(Required work) Retype the whole listing below, character for character.
• • • • • • •
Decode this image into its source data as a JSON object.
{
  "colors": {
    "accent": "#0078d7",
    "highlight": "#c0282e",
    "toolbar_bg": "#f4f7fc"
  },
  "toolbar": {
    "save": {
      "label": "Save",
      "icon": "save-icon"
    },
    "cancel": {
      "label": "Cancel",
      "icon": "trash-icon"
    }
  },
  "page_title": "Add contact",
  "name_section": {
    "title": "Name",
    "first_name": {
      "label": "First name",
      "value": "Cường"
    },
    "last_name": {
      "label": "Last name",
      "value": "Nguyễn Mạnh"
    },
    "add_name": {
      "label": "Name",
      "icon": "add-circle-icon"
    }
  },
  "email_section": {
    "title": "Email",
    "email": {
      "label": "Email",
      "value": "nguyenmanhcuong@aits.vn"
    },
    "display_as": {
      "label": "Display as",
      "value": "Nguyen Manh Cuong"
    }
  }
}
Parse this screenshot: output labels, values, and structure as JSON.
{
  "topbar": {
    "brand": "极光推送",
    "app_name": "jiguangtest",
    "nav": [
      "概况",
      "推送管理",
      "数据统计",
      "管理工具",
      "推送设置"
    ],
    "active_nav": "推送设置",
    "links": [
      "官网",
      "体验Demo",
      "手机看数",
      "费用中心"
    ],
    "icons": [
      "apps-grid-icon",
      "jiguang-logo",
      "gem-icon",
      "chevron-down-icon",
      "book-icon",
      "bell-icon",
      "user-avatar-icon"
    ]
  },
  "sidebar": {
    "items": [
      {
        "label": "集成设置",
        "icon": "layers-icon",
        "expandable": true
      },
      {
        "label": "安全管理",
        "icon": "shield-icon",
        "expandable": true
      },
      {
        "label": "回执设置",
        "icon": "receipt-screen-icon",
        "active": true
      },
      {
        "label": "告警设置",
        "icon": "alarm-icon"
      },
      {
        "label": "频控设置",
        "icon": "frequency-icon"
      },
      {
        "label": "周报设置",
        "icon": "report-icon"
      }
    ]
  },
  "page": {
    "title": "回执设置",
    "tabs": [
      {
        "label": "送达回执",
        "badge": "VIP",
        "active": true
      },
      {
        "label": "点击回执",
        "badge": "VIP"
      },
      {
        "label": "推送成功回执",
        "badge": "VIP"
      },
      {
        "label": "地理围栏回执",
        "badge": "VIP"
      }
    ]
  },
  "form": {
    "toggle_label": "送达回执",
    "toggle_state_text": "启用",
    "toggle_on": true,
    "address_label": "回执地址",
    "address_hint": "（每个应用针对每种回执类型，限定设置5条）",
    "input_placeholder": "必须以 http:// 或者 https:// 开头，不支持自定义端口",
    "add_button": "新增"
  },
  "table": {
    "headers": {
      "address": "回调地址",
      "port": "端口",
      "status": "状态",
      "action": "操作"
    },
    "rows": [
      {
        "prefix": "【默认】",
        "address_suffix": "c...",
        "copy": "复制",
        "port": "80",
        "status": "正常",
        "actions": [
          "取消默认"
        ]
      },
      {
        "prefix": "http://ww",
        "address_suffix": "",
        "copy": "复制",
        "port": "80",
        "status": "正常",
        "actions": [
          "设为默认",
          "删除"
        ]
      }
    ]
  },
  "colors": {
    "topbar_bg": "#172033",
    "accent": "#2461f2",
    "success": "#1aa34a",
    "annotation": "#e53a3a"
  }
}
• • • • • • •
(Correct answer)
Decode this image into its source data as a JSON object.
{
  "colors": {
    "accent": "#0078d7",
    "highlight": "#c0282e",
    "toolbar_bg": "#f4f7fc"
  },
  "toolbar": {
    "save": {
      "label": "Save",
      "icon": "save-icon"
    },
    "cancel": {
      "label": "Cancel",
      "icon": "trash-icon"
    }
  },
  "page_title": "Add contact",
  "name_section": {
    "title": "Name",
    "first_name": {
      "label": "First name",
      "value": "Cường"
    },
    "last_name": {
      "label": "Last name",
      "value": "Nguyễn Mạnh"
    },
    "add_name": {
      "label": "Name",
      "icon": "add-circle-icon"
    }
  },
  "email_section": {
    "title": "Email",
    "email": {
      "label": "Email",
      "value": "nguyenmanhcuong@aits.vn"
    },
    "display_as": {
      "label": "Display as",
      "value": "Nguyen Manh Cuong"
    }
  }
}
Parse this screenshot: output labels, values, and structure as JSON.
{
  "topbar": {
    "brand": "极光推送",
    "app_name": "jiguangtest",
    "nav": [
      "概况",
      "推送管理",
      "数据统计",
      "管理工具",
      "推送设置"
    ],
    "active_nav": "推送设置",
    "links": [
      "官网",
      "体验Demo",
      "手机看数",
      "费用中心"
    ],
    "icons": [
      "apps-grid-icon",
      "jiguang-logo",
      "gem-icon",
      "chevron-down-icon",
      "book-icon",
      "bell-icon",
      "user-avatar-icon"
    ]
  },
  "sidebar": {
    "items": [
      {
        "label": "集成设置",
        "icon": "layers-icon",
        "expandable": true
      },
      {
        "label": "安全管理",
        "icon": "shield-icon",
        "expandable": true
      },
      {
        "label": "回执设置",
        "icon": "receipt-screen-icon",
        "active": true
      },
      {
        "label": "告警设置",
        "icon": "alarm-icon"
      },
      {
        "label": "频控设置",
        "icon": "frequency-icon"
      },
      {
        "label": "周报设置",
        "icon": "report-icon"
      }
    ]
  },
  "page": {
    "title": "回执设置",
    "tabs": [
      {
        "label": "送达回执",
        "badge": "VIP",
        "active": true
      },
      {
        "label": "点击回执",
        "badge": "VIP"
      },
      {
        "label": "推送成功回执",
        "badge": "VIP"
      },
      {
        "label": "地理围栏回执",
        "badge": "VIP"
      }
    ]
  },
  "form": {
    "toggle_label": "送达回执",
    "toggle_state_text": "启用",
    "toggle_on": true,
    "address_label": "回执地址",
    "address_hint": "（每个应用针对每种回执类型，限定设置5条）",
    "input_placeholder": "必须以 http:// 或者 https:// 开头，不支持自定义端口",
    "add_button": "新增"
  },
  "table": {
    "headers": {
      "address": "回调地址",
      "port": "端口",
      "status": "状态",
      "action": "操作"
    },
    "rows": [
      {
        "prefix": "【默认】",
        "address_suffix": "c...",
        "copy": "复制",
        "port": "80",
        "status": "正常",
        "actions": [
          "取消默认"
        ]
      },
      {
        "prefix": "http://ww",
        "address_suffix": "",
        "copy": "复制",
        "port": "80",
        "status": "正常",
        "actions": [
          "设为默认",
          "删除"
        ]
      }
    ]
  },
  "colors": {
    "topbar_bg": "#172033",
    "accent": "#2461f2",
    "success": "#1aa34a",
    "annotation": "#e53a3a"
  }
}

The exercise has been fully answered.